(Rows from a dataset)
::::
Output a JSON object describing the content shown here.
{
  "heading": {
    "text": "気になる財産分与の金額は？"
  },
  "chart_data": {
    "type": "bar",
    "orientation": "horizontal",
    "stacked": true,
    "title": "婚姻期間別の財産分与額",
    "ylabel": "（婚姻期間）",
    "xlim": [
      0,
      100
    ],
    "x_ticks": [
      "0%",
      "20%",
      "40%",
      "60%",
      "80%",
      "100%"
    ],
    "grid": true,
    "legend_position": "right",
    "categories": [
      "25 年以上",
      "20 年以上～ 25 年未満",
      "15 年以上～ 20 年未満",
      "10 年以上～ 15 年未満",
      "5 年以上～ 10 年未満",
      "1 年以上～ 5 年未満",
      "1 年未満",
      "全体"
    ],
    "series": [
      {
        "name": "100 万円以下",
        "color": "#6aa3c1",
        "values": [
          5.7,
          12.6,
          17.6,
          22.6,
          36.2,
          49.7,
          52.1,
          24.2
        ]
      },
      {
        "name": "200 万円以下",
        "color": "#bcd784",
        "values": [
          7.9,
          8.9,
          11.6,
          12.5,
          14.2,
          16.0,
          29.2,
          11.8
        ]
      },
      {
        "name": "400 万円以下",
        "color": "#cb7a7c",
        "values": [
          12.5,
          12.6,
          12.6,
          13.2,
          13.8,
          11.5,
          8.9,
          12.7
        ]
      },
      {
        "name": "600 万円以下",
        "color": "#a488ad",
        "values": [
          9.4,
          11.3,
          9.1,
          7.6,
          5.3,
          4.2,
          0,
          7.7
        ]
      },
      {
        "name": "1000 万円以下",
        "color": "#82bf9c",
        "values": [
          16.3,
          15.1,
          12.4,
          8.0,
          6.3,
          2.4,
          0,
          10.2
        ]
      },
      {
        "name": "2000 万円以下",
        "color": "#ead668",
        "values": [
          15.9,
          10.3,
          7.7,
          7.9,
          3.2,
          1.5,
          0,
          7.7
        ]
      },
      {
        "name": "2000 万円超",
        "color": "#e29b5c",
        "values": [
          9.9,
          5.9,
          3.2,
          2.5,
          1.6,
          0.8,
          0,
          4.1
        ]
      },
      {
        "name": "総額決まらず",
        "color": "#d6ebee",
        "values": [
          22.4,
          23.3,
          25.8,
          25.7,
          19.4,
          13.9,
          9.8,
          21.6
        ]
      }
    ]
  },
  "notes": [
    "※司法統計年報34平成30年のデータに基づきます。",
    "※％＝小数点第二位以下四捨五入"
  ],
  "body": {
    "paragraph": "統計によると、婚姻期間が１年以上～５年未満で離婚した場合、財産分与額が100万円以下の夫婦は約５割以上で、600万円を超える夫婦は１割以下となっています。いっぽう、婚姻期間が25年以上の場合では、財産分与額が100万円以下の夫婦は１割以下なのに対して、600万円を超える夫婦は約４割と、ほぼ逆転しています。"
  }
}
::::
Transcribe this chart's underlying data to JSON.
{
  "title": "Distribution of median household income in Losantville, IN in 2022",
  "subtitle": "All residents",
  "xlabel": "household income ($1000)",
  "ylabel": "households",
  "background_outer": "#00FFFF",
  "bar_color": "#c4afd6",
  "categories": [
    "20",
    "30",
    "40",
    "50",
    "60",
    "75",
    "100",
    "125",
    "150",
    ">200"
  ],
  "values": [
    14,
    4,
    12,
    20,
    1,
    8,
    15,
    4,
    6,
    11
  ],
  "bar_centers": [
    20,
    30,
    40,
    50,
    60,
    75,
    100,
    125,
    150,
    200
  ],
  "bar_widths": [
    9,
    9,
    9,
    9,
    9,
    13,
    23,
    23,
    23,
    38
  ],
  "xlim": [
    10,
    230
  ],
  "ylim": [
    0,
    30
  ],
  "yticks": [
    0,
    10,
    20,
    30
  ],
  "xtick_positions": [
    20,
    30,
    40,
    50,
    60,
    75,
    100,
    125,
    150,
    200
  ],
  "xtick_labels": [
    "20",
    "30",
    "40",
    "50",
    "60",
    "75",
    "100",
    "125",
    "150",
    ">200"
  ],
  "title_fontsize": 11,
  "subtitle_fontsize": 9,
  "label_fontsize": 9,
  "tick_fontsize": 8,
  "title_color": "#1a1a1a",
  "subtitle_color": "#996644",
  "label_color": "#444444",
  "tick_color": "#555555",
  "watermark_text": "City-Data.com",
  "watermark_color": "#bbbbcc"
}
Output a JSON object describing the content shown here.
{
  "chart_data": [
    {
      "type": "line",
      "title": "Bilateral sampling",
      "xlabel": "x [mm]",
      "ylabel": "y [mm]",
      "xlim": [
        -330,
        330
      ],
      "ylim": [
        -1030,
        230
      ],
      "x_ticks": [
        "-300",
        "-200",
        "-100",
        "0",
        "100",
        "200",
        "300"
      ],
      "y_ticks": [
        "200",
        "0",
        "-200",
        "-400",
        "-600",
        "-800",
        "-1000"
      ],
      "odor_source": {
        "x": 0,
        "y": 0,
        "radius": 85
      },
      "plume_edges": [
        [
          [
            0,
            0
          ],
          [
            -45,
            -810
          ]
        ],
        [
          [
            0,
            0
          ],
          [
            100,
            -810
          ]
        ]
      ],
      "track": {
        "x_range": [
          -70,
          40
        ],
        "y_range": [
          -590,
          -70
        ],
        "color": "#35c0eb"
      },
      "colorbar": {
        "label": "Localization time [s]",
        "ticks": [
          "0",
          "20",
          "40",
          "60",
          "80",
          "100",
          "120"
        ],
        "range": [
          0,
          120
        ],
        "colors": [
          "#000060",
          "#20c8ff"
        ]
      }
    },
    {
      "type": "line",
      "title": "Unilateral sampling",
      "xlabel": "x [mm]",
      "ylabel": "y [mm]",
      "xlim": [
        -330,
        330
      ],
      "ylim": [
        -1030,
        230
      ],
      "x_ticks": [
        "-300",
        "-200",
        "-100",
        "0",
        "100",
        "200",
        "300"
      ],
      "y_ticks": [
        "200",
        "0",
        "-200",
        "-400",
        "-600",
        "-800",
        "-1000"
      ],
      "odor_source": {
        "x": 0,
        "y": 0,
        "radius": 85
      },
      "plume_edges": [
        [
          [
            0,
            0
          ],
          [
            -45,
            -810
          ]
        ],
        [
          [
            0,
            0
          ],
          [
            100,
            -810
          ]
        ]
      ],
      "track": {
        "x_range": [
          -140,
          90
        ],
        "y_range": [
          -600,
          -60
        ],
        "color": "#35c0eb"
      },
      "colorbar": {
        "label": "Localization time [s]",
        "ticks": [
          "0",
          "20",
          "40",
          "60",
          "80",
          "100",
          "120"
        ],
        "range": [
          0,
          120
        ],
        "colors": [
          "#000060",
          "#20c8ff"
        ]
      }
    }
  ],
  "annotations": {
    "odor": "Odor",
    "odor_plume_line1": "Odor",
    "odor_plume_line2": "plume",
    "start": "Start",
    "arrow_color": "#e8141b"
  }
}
::::
- _YOUR OBJECTIVE_: From the data above, pick out each line containing "name" and copy it.

- _REPLY TO THE TASK_:
        "name": "100 万円以下",
        "name": "200 万円以下",
        "name": "400 万円以下",
        "name": "600 万円以下",
        "name": "1000 万円以下",
        "name": "2000 万円以下",
        "name": "2000 万円超",
        "name": "総額決まらず",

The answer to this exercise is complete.